From the entries that follow, pick out all lines holding "image".
####################
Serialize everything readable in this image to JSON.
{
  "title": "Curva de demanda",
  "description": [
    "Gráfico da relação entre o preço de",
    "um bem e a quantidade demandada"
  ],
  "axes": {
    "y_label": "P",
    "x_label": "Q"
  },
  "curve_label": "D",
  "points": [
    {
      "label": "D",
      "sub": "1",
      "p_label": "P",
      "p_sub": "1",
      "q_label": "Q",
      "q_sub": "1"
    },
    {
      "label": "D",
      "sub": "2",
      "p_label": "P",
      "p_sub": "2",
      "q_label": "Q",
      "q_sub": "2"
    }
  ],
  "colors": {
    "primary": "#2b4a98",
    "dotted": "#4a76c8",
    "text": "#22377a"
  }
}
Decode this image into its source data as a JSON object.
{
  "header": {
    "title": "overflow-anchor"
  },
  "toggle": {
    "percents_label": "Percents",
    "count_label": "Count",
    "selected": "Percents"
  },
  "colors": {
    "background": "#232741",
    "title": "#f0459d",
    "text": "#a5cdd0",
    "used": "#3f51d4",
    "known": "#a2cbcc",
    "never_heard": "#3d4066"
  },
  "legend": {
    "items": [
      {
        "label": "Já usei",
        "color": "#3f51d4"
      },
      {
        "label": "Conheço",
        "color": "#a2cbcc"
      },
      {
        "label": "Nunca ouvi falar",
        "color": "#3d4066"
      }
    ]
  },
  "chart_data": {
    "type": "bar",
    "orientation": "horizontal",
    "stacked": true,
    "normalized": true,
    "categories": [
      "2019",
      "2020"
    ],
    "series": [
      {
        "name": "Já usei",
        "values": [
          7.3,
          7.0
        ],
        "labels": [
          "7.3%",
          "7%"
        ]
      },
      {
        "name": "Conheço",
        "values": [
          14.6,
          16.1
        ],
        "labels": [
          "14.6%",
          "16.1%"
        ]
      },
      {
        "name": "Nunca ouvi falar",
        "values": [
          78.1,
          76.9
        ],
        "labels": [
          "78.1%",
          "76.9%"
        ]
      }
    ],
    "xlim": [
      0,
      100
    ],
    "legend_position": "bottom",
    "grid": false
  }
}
####################
Answer to the problem.
Serialize everything readable in this image to JSON.
Decode this image into its source data as a JSON object.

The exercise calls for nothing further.